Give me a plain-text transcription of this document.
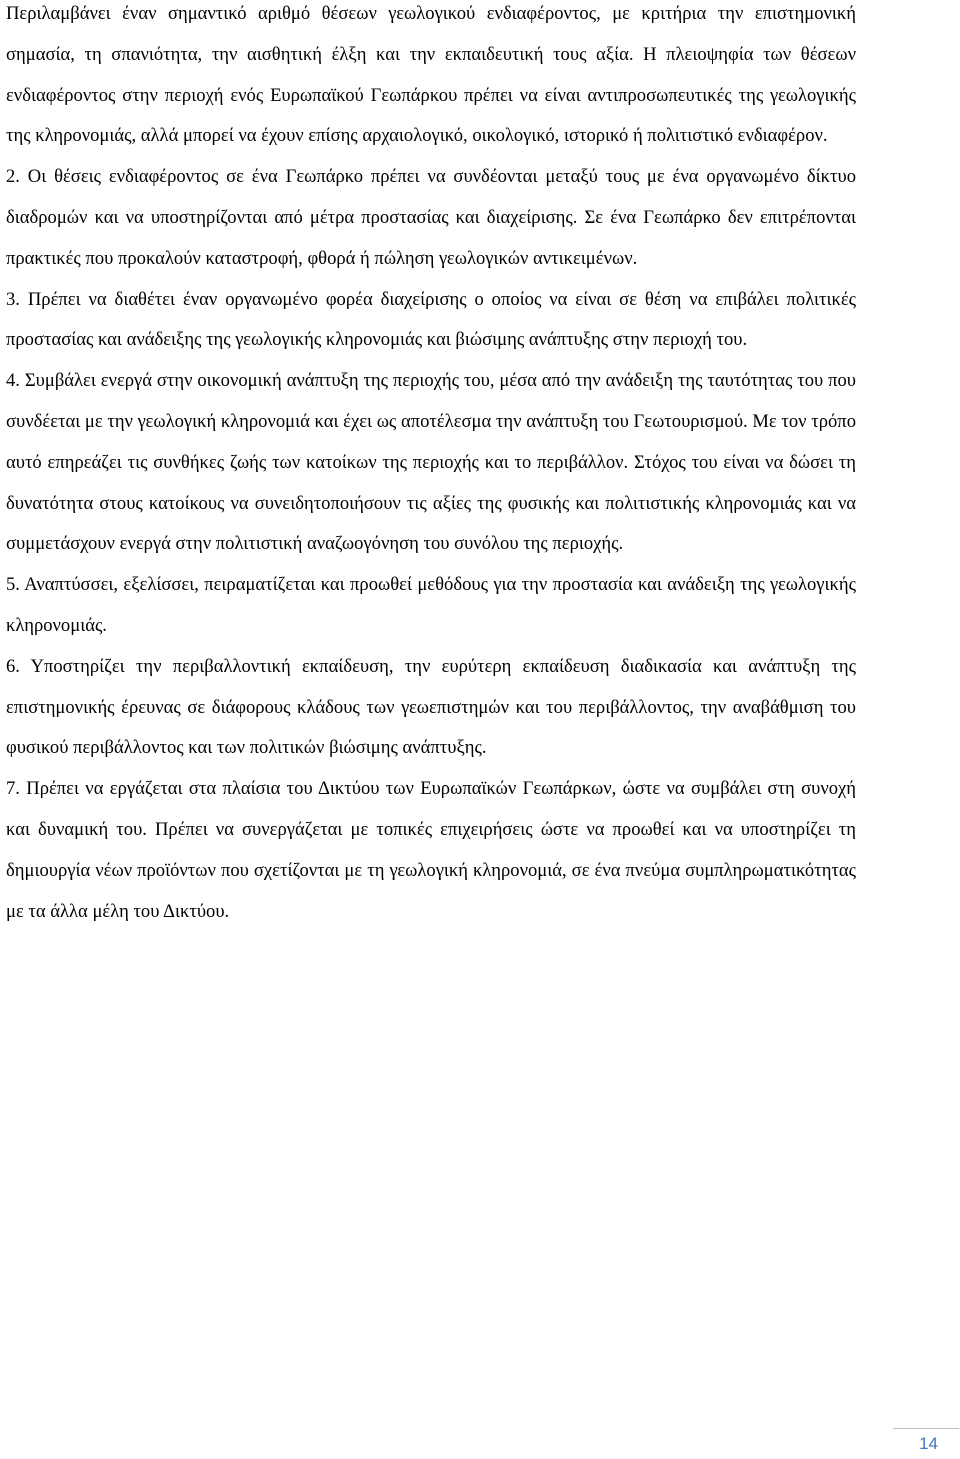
Περιλαμβάνει έναν σημαντικό αριθμό θέσεων γεωλογικού ενδιαφέροντος, με κριτήρια την επιστημονική σημασία, τη σπανιότητα, την αισθητική έλξη και την εκπαιδευτική τους αξία. Η πλειοψηφία των θέσεων ενδιαφέροντος στην περιοχή ενός Ευρωπαϊκού Γεωπάρκου πρέπει να είναι αντιπροσωπευτικές της γεωλογικής της κληρονομιάς, αλλά μπορεί να έχουν επίσης αρχαιολογικό, οικολογικό, ιστορικό ή πολιτιστικό ενδιαφέρον.

2. Οι θέσεις ενδιαφέροντος σε ένα Γεωπάρκο πρέπει να συνδέονται μεταξύ τους με ένα οργανωμένο δίκτυο διαδρομών και να υποστηρίζονται από μέτρα προστασίας και διαχείρισης. Σε ένα Γεωπάρκο δεν επιτρέπονται πρακτικές που προκαλούν καταστροφή, φθορά ή πώληση γεωλογικών αντικειμένων.

3. Πρέπει να διαθέτει έναν οργανωμένο φορέα διαχείρισης ο οποίος να είναι σε θέση να επιβάλει πολιτικές προστασίας και ανάδειξης της γεωλογικής κληρονομιάς και βιώσιμης ανάπτυξης στην περιοχή του.

4. Συμβάλει ενεργά στην οικονομική ανάπτυξη της περιοχής του, μέσα από την ανάδειξη της ταυτότητας του που συνδέεται με την γεωλογική κληρονομιά και έχει ως αποτέλεσμα την ανάπτυξη του Γεωτουρισμού. Με τον τρόπο αυτό επηρεάζει τις συνθήκες ζωής των κατοίκων της περιοχής και το περιβάλλον. Στόχος του είναι να δώσει τη δυνατότητα στους κατοίκους να συνειδητοποιήσουν τις αξίες της φυσικής και πολιτιστικής κληρονομιάς και να συμμετάσχουν ενεργά στην πολιτιστική αναζωογόνηση του συνόλου της περιοχής.

5. Αναπτύσσει, εξελίσσει, πειραματίζεται και προωθεί μεθόδους για την προστασία και ανάδειξη της γεωλογικής κληρονομιάς.

6. Υποστηρίζει την περιβαλλοντική εκπαίδευση, την ευρύτερη εκπαίδευση διαδικασία και ανάπτυξη της επιστημονικής έρευνας σε διάφορους κλάδους των γεωεπιστημών και του περιβάλλοντος, την αναβάθμιση του φυσικού περιβάλλοντος και των πολιτικών βιώσιμης ανάπτυξης.

7. Πρέπει να εργάζεται στα πλαίσια του Δικτύου των Ευρωπαϊκών Γεωπάρκων, ώστε να συμβάλει στη συνοχή και δυναμική του. Πρέπει να συνεργάζεται με τοπικές επιχειρήσεις ώστε να προωθεί και να υποστηρίζει τη δημιουργία νέων προϊόντων που σχετίζονται με τη γεωλογική κληρονομιά, σε ένα πνεύμα συμπληρωματικότητας με τα άλλα μέλη του Δικτύου.

14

**EXERCISE REQUIREMENTS:** Skipping the pictures, transcribe each line above exactly as it appears.

**THE ANSWER:**
Give me a plain-text transcription of this document.
Περιλαμβάνει έναν σημαντικό αριθμό θέσεων γεωλογικού ενδιαφέροντος, με κριτήρια την επιστημονική σημασία, τη σπανιότητα, την αισθητική έλξη και την εκπαιδευτική τους αξία. Η πλειοψηφία των θέσεων ενδιαφέροντος στην περιοχή ενός Ευρωπαϊκού Γεωπάρκου πρέπει να είναι αντιπροσωπευτικές της γεωλογικής της κληρονομιάς, αλλά μπορεί να έχουν επίσης αρχαιολογικό, οικολογικό, ιστορικό ή πολιτιστικό ενδιαφέρον.

2. Οι θέσεις ενδιαφέροντος σε ένα Γεωπάρκο πρέπει να συνδέονται μεταξύ τους με ένα οργανωμένο δίκτυο διαδρομών και να υποστηρίζονται από μέτρα προστασίας και διαχείρισης. Σε ένα Γεωπάρκο δεν επιτρέπονται πρακτικές που προκαλούν καταστροφή, φθορά ή πώληση γεωλογικών αντικειμένων.

3. Πρέπει να διαθέτει έναν οργανωμένο φορέα διαχείρισης ο οποίος να είναι σε θέση να επιβάλει πολιτικές προστασίας και ανάδειξης της γεωλογικής κληρονομιάς και βιώσιμης ανάπτυξης στην περιοχή του.

4. Συμβάλει ενεργά στην οικονομική ανάπτυξη της περιοχής του, μέσα από την ανάδειξη της ταυτότητας του που συνδέεται με την γεωλογική κληρονομιά και έχει ως αποτέλεσμα την ανάπτυξη του Γεωτουρισμού. Με τον τρόπο αυτό επηρεάζει τις συνθήκες ζωής των κατοίκων της περιοχής και το περιβάλλον. Στόχος του είναι να δώσει τη δυνατότητα στους κατοίκους να συνειδητοποιήσουν τις αξίες της φυσικής και πολιτιστικής κληρονομιάς και να συμμετάσχουν ενεργά στην πολιτιστική αναζωογόνηση του συνόλου της περιοχής.

5. Αναπτύσσει, εξελίσσει, πειραματίζεται και προωθεί μεθόδους για την προστασία και ανάδειξη της γεωλογικής κληρονομιάς.

6. Υποστηρίζει την περιβαλλοντική εκπαίδευση, την ευρύτερη εκπαίδευση διαδικασία και ανάπτυξη της επιστημονικής έρευνας σε διάφορους κλάδους των γεωεπιστημών και του περιβάλλοντος, την αναβάθμιση του φυσικού περιβάλλοντος και των πολιτικών βιώσιμης ανάπτυξης.

7. Πρέπει να εργάζεται στα πλαίσια του Δικτύου των Ευρωπαϊκών Γεωπάρκων, ώστε να συμβάλει στη συνοχή και δυναμική του. Πρέπει να συνεργάζεται με τοπικές επιχειρήσεις ώστε να προωθεί και να υποστηρίζει τη δημιουργία νέων προϊόντων που σχετίζονται με τη γεωλογική κληρονομιά, σε ένα πνεύμα συμπληρωματικότητας με τα άλλα μέλη του Δικτύου.

14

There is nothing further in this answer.